## What to produce
Copy all lines below exactly as written. Leave pictures out.

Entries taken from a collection
===
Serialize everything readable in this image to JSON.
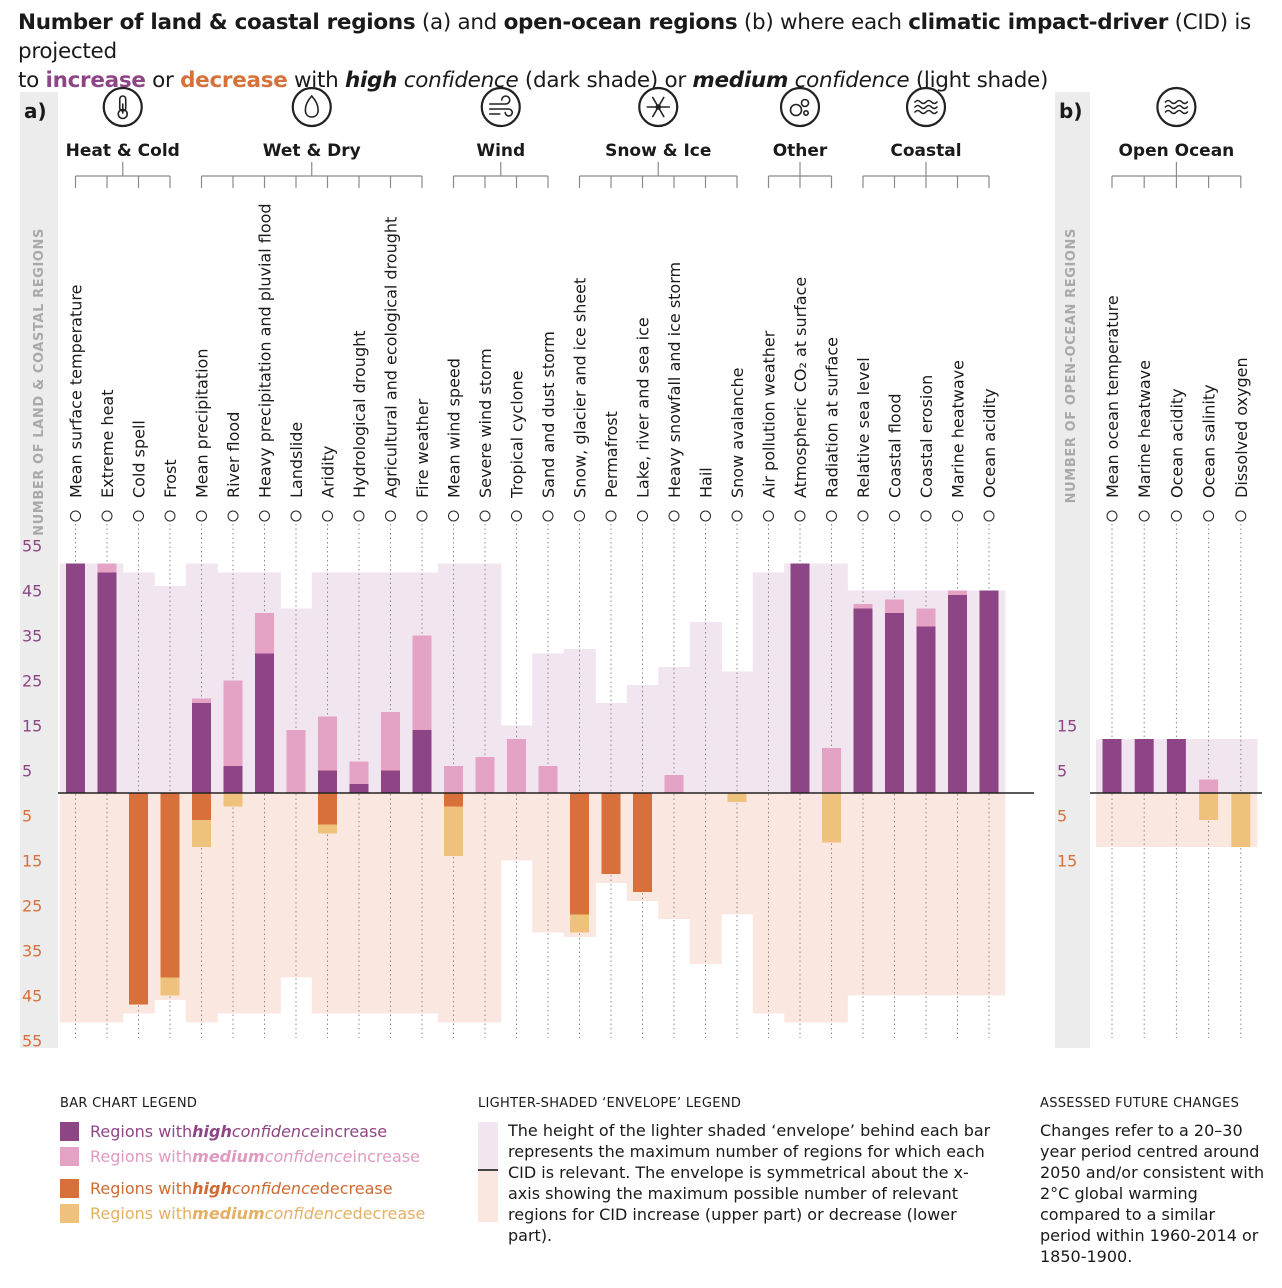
{
  "title": {
    "p1": "Number of land & coastal regions",
    "p2": " (a) and ",
    "p3": "open-ocean regions",
    "p4": " (b) where each ",
    "p5": "climatic impact-driver",
    "p6": " (CID) is projected",
    "p7": "to ",
    "p8": "increase",
    "p9": " or ",
    "p10": "decrease",
    "p11": " with ",
    "p12": "high",
    "p13": " confidence",
    "p14": " (dark shade) or ",
    "p15": "medium",
    "p16": " confidence",
    "p17": " (light shade)"
  },
  "panels": {
    "a_label": "a)",
    "b_label": "b)",
    "a_ylabel": "NUMBER OF LAND & COASTAL REGIONS",
    "b_ylabel": "NUMBER OF OPEN-OCEAN REGIONS"
  },
  "icons": {
    "heat_cold": "thermometer-icon",
    "wet_dry": "water-drop-icon",
    "wind": "wind-icon",
    "snow_ice": "snowflake-icon",
    "other": "bubbles-icon",
    "coastal": "waves-icon",
    "open_ocean": "ocean-waves-icon"
  },
  "colors": {
    "high_increase": "#8e4585",
    "medium_increase": "#e4a2c4",
    "high_decrease": "#d7703a",
    "medium_decrease": "#eec27d",
    "envelope_increase": "#f1e5f0",
    "envelope_decrease": "#fae8e0",
    "axis_panel": "#ececec"
  },
  "chart_data": [
    {
      "panel": "a",
      "type": "bar",
      "ylabel": "NUMBER OF LAND & COASTAL REGIONS",
      "ylim": [
        -55,
        55
      ],
      "yticks_up": [
        "55",
        "45",
        "35",
        "25",
        "15",
        "5"
      ],
      "yticks_down": [
        "5",
        "15",
        "25",
        "35",
        "45",
        "55"
      ],
      "groups": [
        {
          "name": "Heat & Cold",
          "count": 4
        },
        {
          "name": "Wet & Dry",
          "count": 8
        },
        {
          "name": "Wind",
          "count": 4
        },
        {
          "name": "Snow & Ice",
          "count": 6
        },
        {
          "name": "Other",
          "count": 3
        },
        {
          "name": "Coastal",
          "count": 5
        }
      ],
      "categories": [
        "Mean surface temperature",
        "Extreme heat",
        "Cold spell",
        "Frost",
        "Mean precipitation",
        "River flood",
        "Heavy precipitation and pluvial flood",
        "Landslide",
        "Aridity",
        "Hydrological drought",
        "Agricultural and ecological drought",
        "Fire weather",
        "Mean wind speed",
        "Severe wind storm",
        "Tropical cyclone",
        "Sand and dust storm",
        "Snow, glacier and ice sheet",
        "Permafrost",
        "Lake, river and sea ice",
        "Heavy snowfall and ice storm",
        "Hail",
        "Snow avalanche",
        "Air pollution weather",
        "Atmospheric CO₂ at surface",
        "Radiation at surface",
        "Relative sea level",
        "Coastal flood",
        "Coastal erosion",
        "Marine heatwave",
        "Ocean acidity"
      ],
      "envelope_up": [
        51,
        51,
        49,
        46,
        51,
        49,
        49,
        41,
        49,
        49,
        49,
        49,
        51,
        51,
        15,
        31,
        32,
        20,
        24,
        28,
        38,
        27,
        49,
        51,
        51,
        45,
        45,
        45,
        45,
        45
      ],
      "envelope_down": [
        51,
        51,
        49,
        46,
        51,
        49,
        49,
        41,
        49,
        49,
        49,
        49,
        51,
        51,
        15,
        31,
        32,
        20,
        24,
        28,
        38,
        27,
        49,
        51,
        51,
        45,
        45,
        45,
        45,
        45
      ],
      "high_increase": [
        51,
        49,
        0,
        0,
        20,
        6,
        31,
        0,
        5,
        2,
        5,
        14,
        0,
        0,
        0,
        0,
        0,
        0,
        0,
        0,
        0,
        0,
        0,
        51,
        0,
        41,
        40,
        37,
        44,
        45
      ],
      "medium_increase": [
        0,
        2,
        0,
        0,
        1,
        19,
        9,
        14,
        12,
        5,
        13,
        21,
        6,
        8,
        12,
        6,
        0,
        0,
        0,
        4,
        0,
        0,
        0,
        0,
        10,
        1,
        3,
        4,
        1,
        0
      ],
      "high_decrease": [
        0,
        0,
        47,
        41,
        6,
        0,
        0,
        0,
        7,
        0,
        0,
        0,
        3,
        0,
        0,
        0,
        27,
        18,
        22,
        0,
        0,
        0,
        0,
        0,
        0,
        0,
        0,
        0,
        0,
        0
      ],
      "medium_decrease": [
        0,
        0,
        0,
        4,
        6,
        3,
        0,
        0,
        2,
        0,
        0,
        0,
        11,
        0,
        0,
        0,
        4,
        0,
        0,
        0,
        0,
        2,
        0,
        0,
        11,
        0,
        0,
        0,
        0,
        0
      ]
    },
    {
      "panel": "b",
      "type": "bar",
      "ylabel": "NUMBER OF OPEN-OCEAN REGIONS",
      "ylim": [
        -15,
        15
      ],
      "yticks_up": [
        "15",
        "5"
      ],
      "yticks_down": [
        "5",
        "15"
      ],
      "groups": [
        {
          "name": "Open Ocean",
          "count": 5
        }
      ],
      "categories": [
        "Mean ocean temperature",
        "Marine heatwave",
        "Ocean acidity",
        "Ocean salinity",
        "Dissolved oxygen"
      ],
      "envelope_up": [
        12,
        12,
        12,
        12,
        12
      ],
      "envelope_down": [
        12,
        12,
        12,
        12,
        12
      ],
      "high_increase": [
        12,
        12,
        12,
        0,
        0
      ],
      "medium_increase": [
        0,
        0,
        0,
        3,
        0
      ],
      "high_decrease": [
        0,
        0,
        0,
        0,
        0
      ],
      "medium_decrease": [
        0,
        0,
        0,
        6,
        12
      ]
    }
  ],
  "legend": {
    "bar_title": "BAR CHART LEGEND",
    "hi_inc": {
      "pre": "Regions with ",
      "conf": "high",
      "mid": " confidence",
      "post": " increase"
    },
    "md_inc": {
      "pre": "Regions with ",
      "conf": "medium",
      "mid": " confidence",
      "post": " increase"
    },
    "hi_dec": {
      "pre": "Regions with ",
      "conf": "high",
      "mid": " confidence",
      "post": " decrease"
    },
    "md_dec": {
      "pre": "Regions with ",
      "conf": "medium",
      "mid": " confidence",
      "post": " decrease"
    },
    "env_title": "LIGHTER-SHADED ‘ENVELOPE’ LEGEND",
    "env_text": "The height of the lighter shaded ‘envelope’ behind each bar represents the maximum number of regions for which each CID is relevant. The envelope is symmetrical about the x-axis showing the maximum possible number of relevant regions for CID increase (upper part) or decrease (lower part).",
    "assess_title": "ASSESSED FUTURE CHANGES",
    "assess_text": "Changes refer to a 20–30 year period centred around 2050 and/or consistent with 2°C global warming compared to a similar period within 1960-2014 or 1850-1900."
  }
}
===
## Solution
Serialize everything readable in this image to JSON.
{
  "title": {
    "p1": "Number of land & coastal regions",
    "p2": " (a) and ",
    "p3": "open-ocean regions",
    "p4": " (b) where each ",
    "p5": "climatic impact-driver",
    "p6": " (CID) is projected",
    "p7": "to ",
    "p8": "increase",
    "p9": " or ",
    "p10": "decrease",
    "p11": " with ",
    "p12": "high",
    "p13": " confidence",
    "p14": " (dark shade) or ",
    "p15": "medium",
    "p16": " confidence",
    "p17": " (light shade)"
  },
  "panels": {
    "a_label": "a)",
    "b_label": "b)",
    "a_ylabel": "NUMBER OF LAND & COASTAL REGIONS",
    "b_ylabel": "NUMBER OF OPEN-OCEAN REGIONS"
  },
  "icons": {
    "heat_cold": "thermometer-icon",
    "wet_dry": "water-drop-icon",
    "wind": "wind-icon",
    "snow_ice": "snowflake-icon",
    "other": "bubbles-icon",
    "coastal": "waves-icon",
    "open_ocean": "ocean-waves-icon"
  },
  "colors": {
    "high_increase": "#8e4585",
    "medium_increase": "#e4a2c4",
    "high_decrease": "#d7703a",
    "medium_decrease": "#eec27d",
    "envelope_increase": "#f1e5f0",
    "envelope_decrease": "#fae8e0",
    "axis_panel": "#ececec"
  },
  "chart_data": [
    {
      "panel": "a",
      "type": "bar",
      "ylabel": "NUMBER OF LAND & COASTAL REGIONS",
      "ylim": [
        -55,
        55
      ],
      "yticks_up": [
        "55",
        "45",
        "35",
        "25",
        "15",
        "5"
      ],
      "yticks_down": [
        "5",
        "15",
        "25",
        "35",
        "45",
        "55"
      ],
      "groups": [
        {
          "name": "Heat & Cold",
          "count": 4
        },
        {
          "name": "Wet & Dry",
          "count": 8
        },
        {
          "name": "Wind",
          "count": 4
        },
        {
          "name": "Snow & Ice",
          "count": 6
        },
        {
          "name": "Other",
          "count": 3
        },
        {
          "name": "Coastal",
          "count": 5
        }
      ],
      "categories": [
        "Mean surface temperature",
        "Extreme heat",
        "Cold spell",
        "Frost",
        "Mean precipitation",
        "River flood",
        "Heavy precipitation and pluvial flood",
        "Landslide",
        "Aridity",
        "Hydrological drought",
        "Agricultural and ecological drought",
        "Fire weather",
        "Mean wind speed",
        "Severe wind storm",
        "Tropical cyclone",
        "Sand and dust storm",
        "Snow, glacier and ice sheet",
        "Permafrost",
        "Lake, river and sea ice",
        "Heavy snowfall and ice storm",
        "Hail",
        "Snow avalanche",
        "Air pollution weather",
        "Atmospheric CO₂ at surface",
        "Radiation at surface",
        "Relative sea level",
        "Coastal flood",
        "Coastal erosion",
        "Marine heatwave",
        "Ocean acidity"
      ],
      "envelope_up": [
        51,
        51,
        49,
        46,
        51,
        49,
        49,
        41,
        49,
        49,
        49,
        49,
        51,
        51,
        15,
        31,
        32,
        20,
        24,
        28,
        38,
        27,
        49,
        51,
        51,
        45,
        45,
        45,
        45,
        45
      ],
      "envelope_down": [
        51,
        51,
        49,
        46,
        51,
        49,
        49,
        41,
        49,
        49,
        49,
        49,
        51,
        51,
        15,
        31,
        32,
        20,
        24,
        28,
        38,
        27,
        49,
        51,
        51,
        45,
        45,
        45,
        45,
        45
      ],
      "high_increase": [
        51,
        49,
        0,
        0,
        20,
        6,
        31,
        0,
        5,
        2,
        5,
        14,
        0,
        0,
        0,
        0,
        0,
        0,
        0,
        0,
        0,
        0,
        0,
        51,
        0,
        41,
        40,
        37,
        44,
        45
      ],
      "medium_increase": [
        0,
        2,
        0,
        0,
        1,
        19,
        9,
        14,
        12,
        5,
        13,
        21,
        6,
        8,
        12,
        6,
        0,
        0,
        0,
        4,
        0,
        0,
        0,
        0,
        10,
        1,
        3,
        4,
        1,
        0
      ],
      "high_decrease": [
        0,
        0,
        47,
        41,
        6,
        0,
        0,
        0,
        7,
        0,
        0,
        0,
        3,
        0,
        0,
        0,
        27,
        18,
        22,
        0,
        0,
        0,
        0,
        0,
        0,
        0,
        0,
        0,
        0,
        0
      ],
      "medium_decrease": [
        0,
        0,
        0,
        4,
        6,
        3,
        0,
        0,
        2,
        0,
        0,
        0,
        11,
        0,
        0,
        0,
        4,
        0,
        0,
        0,
        0,
        2,
        0,
        0,
        11,
        0,
        0,
        0,
        0,
        0
      ]
    },
    {
      "panel": "b",
      "type": "bar",
      "ylabel": "NUMBER OF OPEN-OCEAN REGIONS",
      "ylim": [
        -15,
        15
      ],
      "yticks_up": [
        "15",
        "5"
      ],
      "yticks_down": [
        "5",
        "15"
      ],
      "groups": [
        {
          "name": "Open Ocean",
          "count": 5
        }
      ],
      "categories": [
        "Mean ocean temperature",
        "Marine heatwave",
        "Ocean acidity",
        "Ocean salinity",
        "Dissolved oxygen"
      ],
      "envelope_up": [
        12,
        12,
        12,
        12,
        12
      ],
      "envelope_down": [
        12,
        12,
        12,
        12,
        12
      ],
      "high_increase": [
        12,
        12,
        12,
        0,
        0
      ],
      "medium_increase": [
        0,
        0,
        0,
        3,
        0
      ],
      "high_decrease": [
        0,
        0,
        0,
        0,
        0
      ],
      "medium_decrease": [
        0,
        0,
        0,
        6,
        12
      ]
    }
  ],
  "legend": {
    "bar_title": "BAR CHART LEGEND",
    "hi_inc": {
      "pre": "Regions with ",
      "conf": "high",
      "mid": " confidence",
      "post": " increase"
    },
    "md_inc": {
      "pre": "Regions with ",
      "conf": "medium",
      "mid": " confidence",
      "post": " increase"
    },
    "hi_dec": {
      "pre": "Regions with ",
      "conf": "high",
      "mid": " confidence",
      "post": " decrease"
    },
    "md_dec": {
      "pre": "Regions with ",
      "conf": "medium",
      "mid": " confidence",
      "post": " decrease"
    },
    "env_title": "LIGHTER-SHADED ‘ENVELOPE’ LEGEND",
    "env_text": "The height of the lighter shaded ‘envelope’ behind each bar represents the maximum number of regions for which each CID is relevant. The envelope is symmetrical about the x-axis showing the maximum possible number of relevant regions for CID increase (upper part) or decrease (lower part).",
    "assess_title": "ASSESSED FUTURE CHANGES",
    "assess_text": "Changes refer to a 20–30 year period centred around 2050 and/or consistent with 2°C global warming compared to a similar period within 1960-2014 or 1850-1900."
  }
}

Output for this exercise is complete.